[Stored records]
begin

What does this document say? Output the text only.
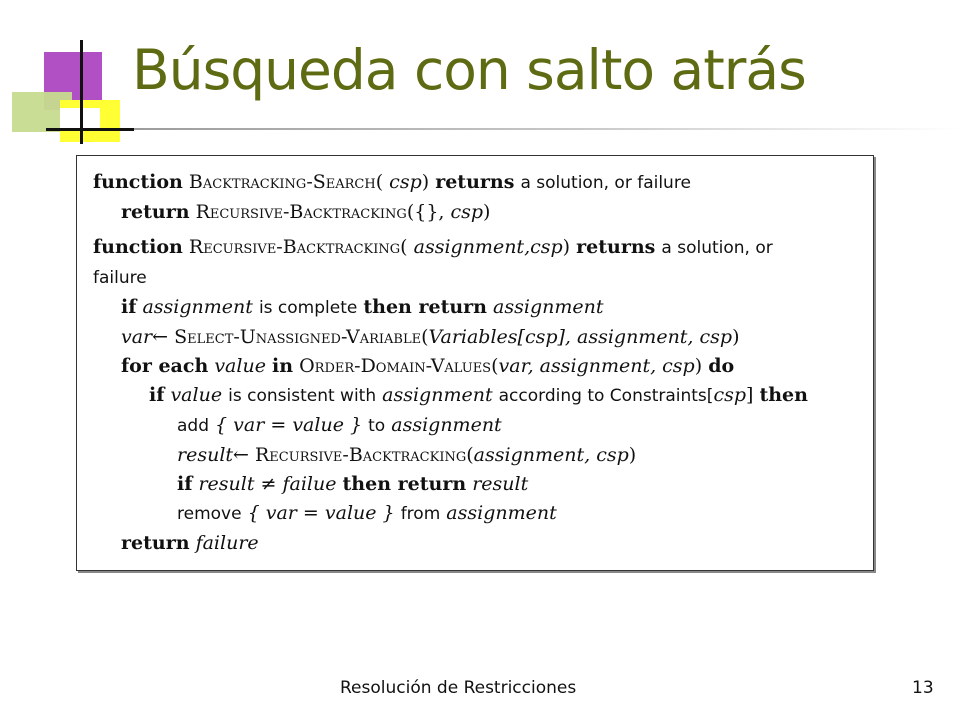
Búsqueda con salto atrás
function Backtracking-Search( csp) returns a solution, or failure
return Recursive-Backtracking({}, csp)
function Recursive-Backtracking( assignment,csp) returns a solution, or
failure
if assignment is complete then return assignment
var← Select-Unassigned-Variable(Variables[csp], assignment, csp)
for each value in Order-Domain-Values(var, assignment, csp) do
if value is consistent with assignment according to Constraints[csp] then
add { var = value } to assignment
result← Recursive-Backtracking(assignment, csp)
if result ≠ failue then return result
remove { var = value } from assignment
return failure
Resolución de Restricciones	13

end

Directive>
Identify each line containing the string "Backtracking" and copy it out.

Result of this task>
function Backtracking-Search( csp) returns a solution, or failure
return Recursive-Backtracking({}, csp)
function Recursive-Backtracking( assignment,csp) returns a solution, or
result← Recursive-Backtracking(assignment, csp)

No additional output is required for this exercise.